**Task requirements:**
Locate the lines that hold the string "icon". Copy every such line.

Data entries:
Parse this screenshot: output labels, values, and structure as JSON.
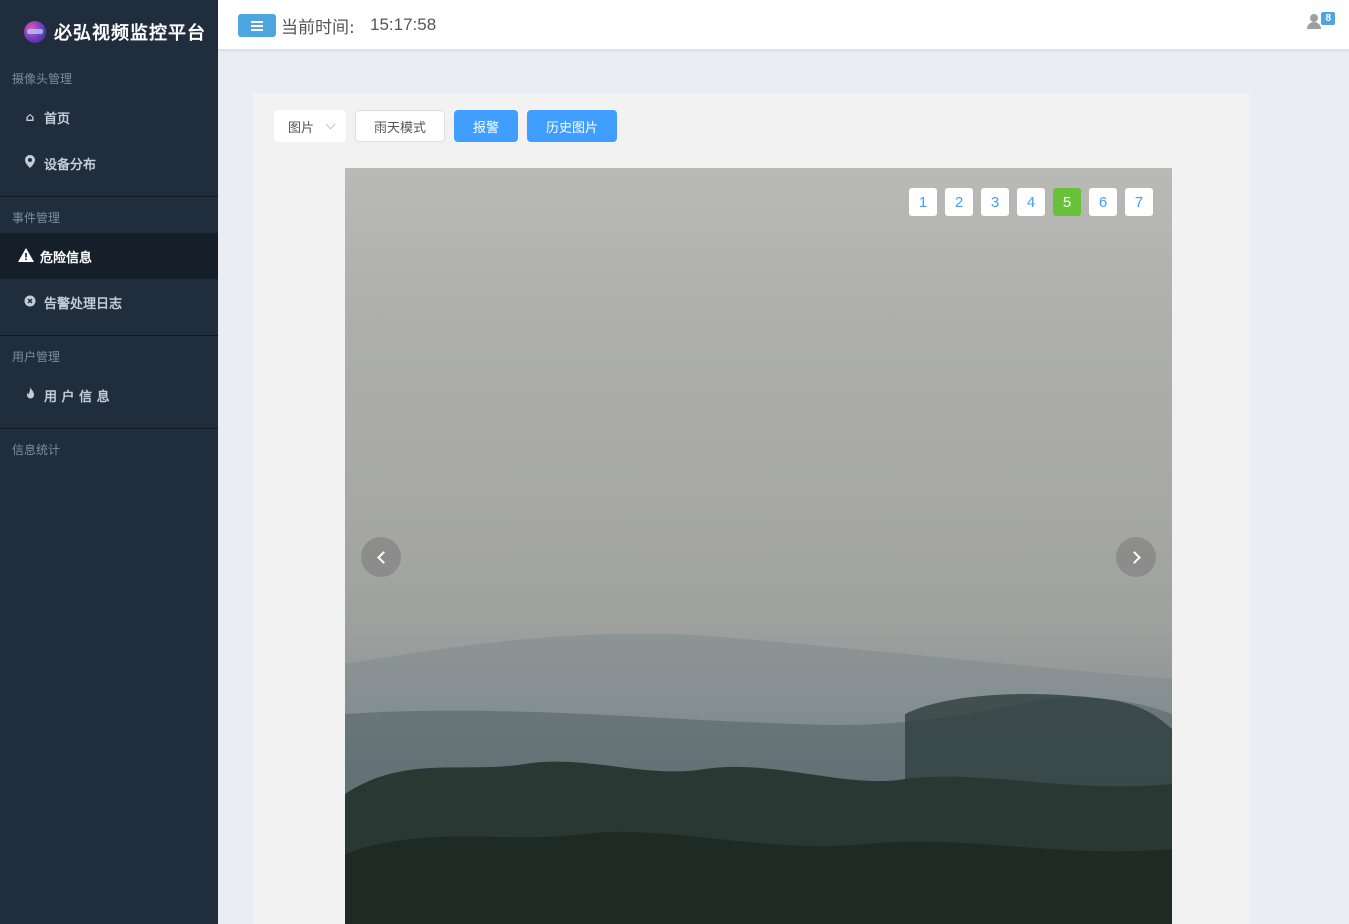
{
  "brand": {
    "title": "必弘视频监控平台"
  },
  "sidebar": {
    "groups": [
      {
        "title": "摄像头管理",
        "items": [
          {
            "label": "首页",
            "icon": "home-icon"
          },
          {
            "label": "设备分布",
            "icon": "map-marker-icon"
          }
        ]
      },
      {
        "title": "事件管理",
        "items": [
          {
            "label": "危险信息",
            "icon": "warning-icon",
            "active": true
          },
          {
            "label": "告警处理日志",
            "icon": "log-icon"
          }
        ]
      },
      {
        "title": "用户管理",
        "items": [
          {
            "label": "用 户 信 息",
            "icon": "fire-icon"
          }
        ]
      },
      {
        "title": "信息统计",
        "items": []
      }
    ]
  },
  "header": {
    "time_label": "当前时间:",
    "time_value": "15:17:58",
    "notification_count": "8"
  },
  "toolbar": {
    "select_value": "图片",
    "rain_mode_label": "雨天模式",
    "alarm_label": "报警",
    "history_label": "历史图片"
  },
  "carousel": {
    "pages": [
      "1",
      "2",
      "3",
      "4",
      "5",
      "6",
      "7"
    ],
    "active_page": "5"
  },
  "colors": {
    "sidebar_bg": "#1f2d3d",
    "primary": "#409eff",
    "active_page": "#67c23a"
  }
}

**Answer:**
            "icon": "home-icon"
            "icon": "map-marker-icon"
            "icon": "warning-icon",
            "icon": "log-icon"
            "icon": "fire-icon"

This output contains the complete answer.